▶ Source data
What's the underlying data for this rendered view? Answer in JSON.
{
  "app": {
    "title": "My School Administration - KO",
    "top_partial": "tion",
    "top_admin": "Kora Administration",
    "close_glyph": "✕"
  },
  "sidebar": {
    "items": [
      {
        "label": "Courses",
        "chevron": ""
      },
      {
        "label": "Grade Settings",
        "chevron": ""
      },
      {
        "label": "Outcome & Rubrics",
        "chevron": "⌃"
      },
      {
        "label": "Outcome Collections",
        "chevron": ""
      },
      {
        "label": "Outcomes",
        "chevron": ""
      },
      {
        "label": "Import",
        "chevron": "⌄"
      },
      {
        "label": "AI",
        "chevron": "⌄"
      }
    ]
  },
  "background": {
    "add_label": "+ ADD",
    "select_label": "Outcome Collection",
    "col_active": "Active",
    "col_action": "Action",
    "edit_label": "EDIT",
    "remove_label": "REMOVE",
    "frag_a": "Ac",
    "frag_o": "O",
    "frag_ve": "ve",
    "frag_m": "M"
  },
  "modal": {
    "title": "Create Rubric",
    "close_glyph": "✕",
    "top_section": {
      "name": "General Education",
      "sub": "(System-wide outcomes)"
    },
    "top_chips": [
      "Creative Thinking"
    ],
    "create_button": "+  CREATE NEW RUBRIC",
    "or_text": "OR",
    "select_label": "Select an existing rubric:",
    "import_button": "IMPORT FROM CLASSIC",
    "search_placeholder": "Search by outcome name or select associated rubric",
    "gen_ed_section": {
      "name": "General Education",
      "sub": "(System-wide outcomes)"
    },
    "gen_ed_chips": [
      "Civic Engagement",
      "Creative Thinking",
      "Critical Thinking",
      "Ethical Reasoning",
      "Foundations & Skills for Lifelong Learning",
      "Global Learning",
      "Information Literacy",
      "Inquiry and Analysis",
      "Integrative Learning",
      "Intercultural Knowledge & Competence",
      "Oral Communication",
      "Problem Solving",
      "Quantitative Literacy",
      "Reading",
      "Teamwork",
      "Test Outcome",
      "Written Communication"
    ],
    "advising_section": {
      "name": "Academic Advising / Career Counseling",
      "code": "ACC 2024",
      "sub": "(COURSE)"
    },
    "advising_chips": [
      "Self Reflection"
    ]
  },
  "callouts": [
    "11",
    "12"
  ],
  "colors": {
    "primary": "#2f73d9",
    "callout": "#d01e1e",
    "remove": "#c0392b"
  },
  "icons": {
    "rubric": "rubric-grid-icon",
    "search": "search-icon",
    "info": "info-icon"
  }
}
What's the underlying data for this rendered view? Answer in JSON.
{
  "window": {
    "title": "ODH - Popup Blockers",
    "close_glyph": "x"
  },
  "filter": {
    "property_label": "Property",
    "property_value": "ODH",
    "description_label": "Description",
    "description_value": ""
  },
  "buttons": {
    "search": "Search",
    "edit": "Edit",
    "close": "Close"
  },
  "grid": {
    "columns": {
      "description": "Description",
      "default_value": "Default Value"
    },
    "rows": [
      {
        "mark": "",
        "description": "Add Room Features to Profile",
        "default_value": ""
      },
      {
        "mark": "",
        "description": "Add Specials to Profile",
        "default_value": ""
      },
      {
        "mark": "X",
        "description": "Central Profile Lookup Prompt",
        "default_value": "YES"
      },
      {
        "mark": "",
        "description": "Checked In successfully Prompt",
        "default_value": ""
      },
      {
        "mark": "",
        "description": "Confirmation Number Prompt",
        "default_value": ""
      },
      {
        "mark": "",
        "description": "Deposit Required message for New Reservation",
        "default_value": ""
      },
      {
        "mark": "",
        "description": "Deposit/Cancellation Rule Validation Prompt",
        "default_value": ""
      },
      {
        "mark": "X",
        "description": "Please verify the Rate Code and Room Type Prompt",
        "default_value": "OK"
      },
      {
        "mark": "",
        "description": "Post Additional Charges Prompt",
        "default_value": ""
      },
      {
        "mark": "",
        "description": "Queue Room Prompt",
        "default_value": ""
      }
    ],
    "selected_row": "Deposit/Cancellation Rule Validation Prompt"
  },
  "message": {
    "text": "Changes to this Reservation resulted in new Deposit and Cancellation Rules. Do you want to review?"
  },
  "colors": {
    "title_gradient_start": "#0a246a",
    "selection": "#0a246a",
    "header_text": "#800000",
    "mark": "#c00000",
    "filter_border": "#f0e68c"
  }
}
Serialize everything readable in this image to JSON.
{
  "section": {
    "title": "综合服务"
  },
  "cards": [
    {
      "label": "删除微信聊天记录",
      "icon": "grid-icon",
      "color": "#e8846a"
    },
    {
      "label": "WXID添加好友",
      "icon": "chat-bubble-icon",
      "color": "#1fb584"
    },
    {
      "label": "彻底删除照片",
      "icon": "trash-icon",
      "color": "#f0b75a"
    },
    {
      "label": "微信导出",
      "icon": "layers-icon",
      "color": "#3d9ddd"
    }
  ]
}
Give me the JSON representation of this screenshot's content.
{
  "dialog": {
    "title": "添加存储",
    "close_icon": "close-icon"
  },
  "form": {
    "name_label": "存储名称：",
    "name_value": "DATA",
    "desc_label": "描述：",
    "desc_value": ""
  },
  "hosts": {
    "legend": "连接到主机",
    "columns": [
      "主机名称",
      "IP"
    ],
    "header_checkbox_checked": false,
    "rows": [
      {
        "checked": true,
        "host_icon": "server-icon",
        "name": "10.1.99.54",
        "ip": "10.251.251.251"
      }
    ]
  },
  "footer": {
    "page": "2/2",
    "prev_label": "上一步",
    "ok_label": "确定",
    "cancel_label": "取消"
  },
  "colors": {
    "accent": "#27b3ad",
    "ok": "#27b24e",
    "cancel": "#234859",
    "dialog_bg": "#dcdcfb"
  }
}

▶ Aim
Reproduce the material above without altering a single character.

▶ Completed task
What's the underlying data for this rendered view? Answer in JSON.
{
  "app": {
    "title": "My School Administration - KO",
    "top_partial": "tion",
    "top_admin": "Kora Administration",
    "close_glyph": "✕"
  },
  "sidebar": {
    "items": [
      {
        "label": "Courses",
        "chevron": ""
      },
      {
        "label": "Grade Settings",
        "chevron": ""
      },
      {
        "label": "Outcome & Rubrics",
        "chevron": "⌃"
      },
      {
        "label": "Outcome Collections",
        "chevron": ""
      },
      {
        "label": "Outcomes",
        "chevron": ""
      },
      {
        "label": "Import",
        "chevron": "⌄"
      },
      {
        "label": "AI",
        "chevron": "⌄"
      }
    ]
  },
  "background": {
    "add_label": "+ ADD",
    "select_label": "Outcome Collection",
    "col_active": "Active",
    "col_action": "Action",
    "edit_label": "EDIT",
    "remove_label": "REMOVE",
    "frag_a": "Ac",
    "frag_o": "O",
    "frag_ve": "ve",
    "frag_m": "M"
  },
  "modal": {
    "title": "Create Rubric",
    "close_glyph": "✕",
    "top_section": {
      "name": "General Education",
      "sub": "(System-wide outcomes)"
    },
    "top_chips": [
      "Creative Thinking"
    ],
    "create_button": "+  CREATE NEW RUBRIC",
    "or_text": "OR",
    "select_label": "Select an existing rubric:",
    "import_button": "IMPORT FROM CLASSIC",
    "search_placeholder": "Search by outcome name or select associated rubric",
    "gen_ed_section": {
      "name": "General Education",
      "sub": "(System-wide outcomes)"
    },
    "gen_ed_chips": [
      "Civic Engagement",
      "Creative Thinking",
      "Critical Thinking",
      "Ethical Reasoning",
      "Foundations & Skills for Lifelong Learning",
      "Global Learning",
      "Information Literacy",
      "Inquiry and Analysis",
      "Integrative Learning",
      "Intercultural Knowledge & Competence",
      "Oral Communication",
      "Problem Solving",
      "Quantitative Literacy",
      "Reading",
      "Teamwork",
      "Test Outcome",
      "Written Communication"
    ],
    "advising_section": {
      "name": "Academic Advising / Career Counseling",
      "code": "ACC 2024",
      "sub": "(COURSE)"
    },
    "advising_chips": [
      "Self Reflection"
    ]
  },
  "callouts": [
    "11",
    "12"
  ],
  "colors": {
    "primary": "#2f73d9",
    "callout": "#d01e1e",
    "remove": "#c0392b"
  },
  "icons": {
    "rubric": "rubric-grid-icon",
    "search": "search-icon",
    "info": "info-icon"
  }
}
What's the underlying data for this rendered view? Answer in JSON.
{
  "window": {
    "title": "ODH - Popup Blockers",
    "close_glyph": "x"
  },
  "filter": {
    "property_label": "Property",
    "property_value": "ODH",
    "description_label": "Description",
    "description_value": ""
  },
  "buttons": {
    "search": "Search",
    "edit": "Edit",
    "close": "Close"
  },
  "grid": {
    "columns": {
      "description": "Description",
      "default_value": "Default Value"
    },
    "rows": [
      {
        "mark": "",
        "description": "Add Room Features to Profile",
        "default_value": ""
      },
      {
        "mark": "",
        "description": "Add Specials to Profile",
        "default_value": ""
      },
      {
        "mark": "X",
        "description": "Central Profile Lookup Prompt",
        "default_value": "YES"
      },
      {
        "mark": "",
        "description": "Checked In successfully Prompt",
        "default_value": ""
      },
      {
        "mark": "",
        "description": "Confirmation Number Prompt",
        "default_value": ""
      },
      {
        "mark": "",
        "description": "Deposit Required message for New Reservation",
        "default_value": ""
      },
      {
        "mark": "",
        "description": "Deposit/Cancellation Rule Validation Prompt",
        "default_value": ""
      },
      {
        "mark": "X",
        "description": "Please verify the Rate Code and Room Type Prompt",
        "default_value": "OK"
      },
      {
        "mark": "",
        "description": "Post Additional Charges Prompt",
        "default_value": ""
      },
      {
        "mark": "",
        "description": "Queue Room Prompt",
        "default_value": ""
      }
    ],
    "selected_row": "Deposit/Cancellation Rule Validation Prompt"
  },
  "message": {
    "text": "Changes to this Reservation resulted in new Deposit and Cancellation Rules. Do you want to review?"
  },
  "colors": {
    "title_gradient_start": "#0a246a",
    "selection": "#0a246a",
    "header_text": "#800000",
    "mark": "#c00000",
    "filter_border": "#f0e68c"
  }
}
Serialize everything readable in this image to JSON.
{
  "section": {
    "title": "综合服务"
  },
  "cards": [
    {
      "label": "删除微信聊天记录",
      "icon": "grid-icon",
      "color": "#e8846a"
    },
    {
      "label": "WXID添加好友",
      "icon": "chat-bubble-icon",
      "color": "#1fb584"
    },
    {
      "label": "彻底删除照片",
      "icon": "trash-icon",
      "color": "#f0b75a"
    },
    {
      "label": "微信导出",
      "icon": "layers-icon",
      "color": "#3d9ddd"
    }
  ]
}
Give me the JSON representation of this screenshot's content.
{
  "dialog": {
    "title": "添加存储",
    "close_icon": "close-icon"
  },
  "form": {
    "name_label": "存储名称：",
    "name_value": "DATA",
    "desc_label": "描述：",
    "desc_value": ""
  },
  "hosts": {
    "legend": "连接到主机",
    "columns": [
      "主机名称",
      "IP"
    ],
    "header_checkbox_checked": false,
    "rows": [
      {
        "checked": true,
        "host_icon": "server-icon",
        "name": "10.1.99.54",
        "ip": "10.251.251.251"
      }
    ]
  },
  "footer": {
    "page": "2/2",
    "prev_label": "上一步",
    "ok_label": "确定",
    "cancel_label": "取消"
  },
  "colors": {
    "accent": "#27b3ad",
    "ok": "#27b24e",
    "cancel": "#234859",
    "dialog_bg": "#dcdcfb"
  }
}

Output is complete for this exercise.